Collected data:
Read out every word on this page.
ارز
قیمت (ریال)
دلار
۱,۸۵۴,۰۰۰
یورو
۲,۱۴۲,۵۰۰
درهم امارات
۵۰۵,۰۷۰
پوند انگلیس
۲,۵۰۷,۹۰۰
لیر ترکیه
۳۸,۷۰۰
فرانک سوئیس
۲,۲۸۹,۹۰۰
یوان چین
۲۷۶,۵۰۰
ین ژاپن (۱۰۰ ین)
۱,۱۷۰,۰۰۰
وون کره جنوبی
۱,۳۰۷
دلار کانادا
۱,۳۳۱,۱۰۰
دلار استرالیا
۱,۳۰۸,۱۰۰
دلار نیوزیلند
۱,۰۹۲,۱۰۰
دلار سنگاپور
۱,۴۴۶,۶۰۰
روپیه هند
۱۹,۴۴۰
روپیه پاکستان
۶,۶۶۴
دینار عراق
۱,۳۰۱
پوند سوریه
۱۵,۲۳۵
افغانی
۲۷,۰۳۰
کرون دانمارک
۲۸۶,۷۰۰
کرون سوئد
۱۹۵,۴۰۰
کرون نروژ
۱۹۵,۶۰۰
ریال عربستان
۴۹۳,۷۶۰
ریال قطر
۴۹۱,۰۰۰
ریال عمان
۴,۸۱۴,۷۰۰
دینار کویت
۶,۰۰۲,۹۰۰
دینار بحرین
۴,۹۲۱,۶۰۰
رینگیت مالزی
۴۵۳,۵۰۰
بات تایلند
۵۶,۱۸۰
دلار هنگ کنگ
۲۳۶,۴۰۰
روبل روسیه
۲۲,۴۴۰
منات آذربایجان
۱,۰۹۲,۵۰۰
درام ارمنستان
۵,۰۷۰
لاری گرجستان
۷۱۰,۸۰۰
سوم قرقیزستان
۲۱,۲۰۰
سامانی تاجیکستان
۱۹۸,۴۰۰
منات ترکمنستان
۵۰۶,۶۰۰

Given request:
Take the data above and return it exactly.

Exercise answer:
Read out every word on this page.
ارز
قیمت (ریال)
دلار
۱,۸۵۴,۰۰۰
یورو
۲,۱۴۲,۵۰۰
درهم امارات
۵۰۵,۰۷۰
پوند انگلیس
۲,۵۰۷,۹۰۰
لیر ترکیه
۳۸,۷۰۰
فرانک سوئیس
۲,۲۸۹,۹۰۰
یوان چین
۲۷۶,۵۰۰
ین ژاپن (۱۰۰ ین)
۱,۱۷۰,۰۰۰
وون کره جنوبی
۱,۳۰۷
دلار کانادا
۱,۳۳۱,۱۰۰
دلار استرالیا
۱,۳۰۸,۱۰۰
دلار نیوزیلند
۱,۰۹۲,۱۰۰
دلار سنگاپور
۱,۴۴۶,۶۰۰
روپیه هند
۱۹,۴۴۰
روپیه پاکستان
۶,۶۶۴
دینار عراق
۱,۳۰۱
پوند سوریه
۱۵,۲۳۵
افغانی
۲۷,۰۳۰
کرون دانمارک
۲۸۶,۷۰۰
کرون سوئد
۱۹۵,۴۰۰
کرون نروژ
۱۹۵,۶۰۰
ریال عربستان
۴۹۳,۷۶۰
ریال قطر
۴۹۱,۰۰۰
ریال عمان
۴,۸۱۴,۷۰۰
دینار کویت
۶,۰۰۲,۹۰۰
دینار بحرین
۴,۹۲۱,۶۰۰
رینگیت مالزی
۴۵۳,۵۰۰
بات تایلند
۵۶,۱۸۰
دلار هنگ کنگ
۲۳۶,۴۰۰
روبل روسیه
۲۲,۴۴۰
منات آذربایجان
۱,۰۹۲,۵۰۰
درام ارمنستان
۵,۰۷۰
لاری گرجستان
۷۱۰,۸۰۰
سوم قرقیزستان
۲۱,۲۰۰
سامانی تاجیکستان
۱۹۸,۴۰۰
منات ترکمنستان
۵۰۶,۶۰۰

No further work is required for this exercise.